** WHAT NEEDS TO BE DONE **
Restate the records in their entirety, word for word.

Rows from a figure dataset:
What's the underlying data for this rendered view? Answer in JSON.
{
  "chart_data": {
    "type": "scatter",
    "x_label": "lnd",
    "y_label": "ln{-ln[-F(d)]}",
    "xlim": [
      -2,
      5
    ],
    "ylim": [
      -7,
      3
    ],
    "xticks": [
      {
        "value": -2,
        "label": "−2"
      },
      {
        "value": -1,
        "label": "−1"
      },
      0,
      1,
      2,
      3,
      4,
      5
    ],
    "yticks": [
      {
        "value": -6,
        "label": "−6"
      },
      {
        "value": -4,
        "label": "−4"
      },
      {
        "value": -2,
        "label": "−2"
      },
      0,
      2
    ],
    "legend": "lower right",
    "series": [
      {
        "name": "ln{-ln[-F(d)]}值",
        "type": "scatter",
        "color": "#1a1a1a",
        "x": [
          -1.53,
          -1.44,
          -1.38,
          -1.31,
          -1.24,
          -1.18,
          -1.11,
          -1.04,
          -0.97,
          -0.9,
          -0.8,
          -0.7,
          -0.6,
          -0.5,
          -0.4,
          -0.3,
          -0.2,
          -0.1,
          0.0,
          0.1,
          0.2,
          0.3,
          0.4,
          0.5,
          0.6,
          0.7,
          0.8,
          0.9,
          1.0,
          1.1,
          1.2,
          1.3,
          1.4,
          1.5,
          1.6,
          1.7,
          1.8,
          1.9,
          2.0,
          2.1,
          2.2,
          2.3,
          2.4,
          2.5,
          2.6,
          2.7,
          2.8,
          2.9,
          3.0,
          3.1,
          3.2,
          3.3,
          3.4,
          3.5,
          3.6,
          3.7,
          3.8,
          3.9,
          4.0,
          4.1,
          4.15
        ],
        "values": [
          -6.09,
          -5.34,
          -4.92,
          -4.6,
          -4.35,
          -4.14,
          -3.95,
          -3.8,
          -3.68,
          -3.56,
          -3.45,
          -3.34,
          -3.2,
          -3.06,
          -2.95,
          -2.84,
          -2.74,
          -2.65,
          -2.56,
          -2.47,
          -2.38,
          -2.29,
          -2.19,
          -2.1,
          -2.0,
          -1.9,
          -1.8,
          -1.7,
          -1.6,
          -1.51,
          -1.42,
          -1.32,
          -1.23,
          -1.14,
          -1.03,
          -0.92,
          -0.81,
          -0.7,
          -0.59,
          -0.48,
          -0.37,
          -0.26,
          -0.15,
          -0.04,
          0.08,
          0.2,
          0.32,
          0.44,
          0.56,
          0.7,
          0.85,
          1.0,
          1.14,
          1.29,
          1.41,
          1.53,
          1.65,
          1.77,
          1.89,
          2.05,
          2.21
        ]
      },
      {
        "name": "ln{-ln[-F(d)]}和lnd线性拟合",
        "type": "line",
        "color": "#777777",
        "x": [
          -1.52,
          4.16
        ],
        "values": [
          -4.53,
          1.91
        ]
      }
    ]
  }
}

** SOLUTION **
What's the underlying data for this rendered view? Answer in JSON.
{
  "chart_data": {
    "type": "scatter",
    "x_label": "lnd",
    "y_label": "ln{-ln[-F(d)]}",
    "xlim": [
      -2,
      5
    ],
    "ylim": [
      -7,
      3
    ],
    "xticks": [
      {
        "value": -2,
        "label": "−2"
      },
      {
        "value": -1,
        "label": "−1"
      },
      0,
      1,
      2,
      3,
      4,
      5
    ],
    "yticks": [
      {
        "value": -6,
        "label": "−6"
      },
      {
        "value": -4,
        "label": "−4"
      },
      {
        "value": -2,
        "label": "−2"
      },
      0,
      2
    ],
    "legend": "lower right",
    "series": [
      {
        "name": "ln{-ln[-F(d)]}值",
        "type": "scatter",
        "color": "#1a1a1a",
        "x": [
          -1.53,
          -1.44,
          -1.38,
          -1.31,
          -1.24,
          -1.18,
          -1.11,
          -1.04,
          -0.97,
          -0.9,
          -0.8,
          -0.7,
          -0.6,
          -0.5,
          -0.4,
          -0.3,
          -0.2,
          -0.1,
          0.0,
          0.1,
          0.2,
          0.3,
          0.4,
          0.5,
          0.6,
          0.7,
          0.8,
          0.9,
          1.0,
          1.1,
          1.2,
          1.3,
          1.4,
          1.5,
          1.6,
          1.7,
          1.8,
          1.9,
          2.0,
          2.1,
          2.2,
          2.3,
          2.4,
          2.5,
          2.6,
          2.7,
          2.8,
          2.9,
          3.0,
          3.1,
          3.2,
          3.3,
          3.4,
          3.5,
          3.6,
          3.7,
          3.8,
          3.9,
          4.0,
          4.1,
          4.15
        ],
        "values": [
          -6.09,
          -5.34,
          -4.92,
          -4.6,
          -4.35,
          -4.14,
          -3.95,
          -3.8,
          -3.68,
          -3.56,
          -3.45,
          -3.34,
          -3.2,
          -3.06,
          -2.95,
          -2.84,
          -2.74,
          -2.65,
          -2.56,
          -2.47,
          -2.38,
          -2.29,
          -2.19,
          -2.1,
          -2.0,
          -1.9,
          -1.8,
          -1.7,
          -1.6,
          -1.51,
          -1.42,
          -1.32,
          -1.23,
          -1.14,
          -1.03,
          -0.92,
          -0.81,
          -0.7,
          -0.59,
          -0.48,
          -0.37,
          -0.26,
          -0.15,
          -0.04,
          0.08,
          0.2,
          0.32,
          0.44,
          0.56,
          0.7,
          0.85,
          1.0,
          1.14,
          1.29,
          1.41,
          1.53,
          1.65,
          1.77,
          1.89,
          2.05,
          2.21
        ]
      },
      {
        "name": "ln{-ln[-F(d)]}和lnd线性拟合",
        "type": "line",
        "color": "#777777",
        "x": [
          -1.52,
          4.16
        ],
        "values": [
          -4.53,
          1.91
        ]
      }
    ]
  }
}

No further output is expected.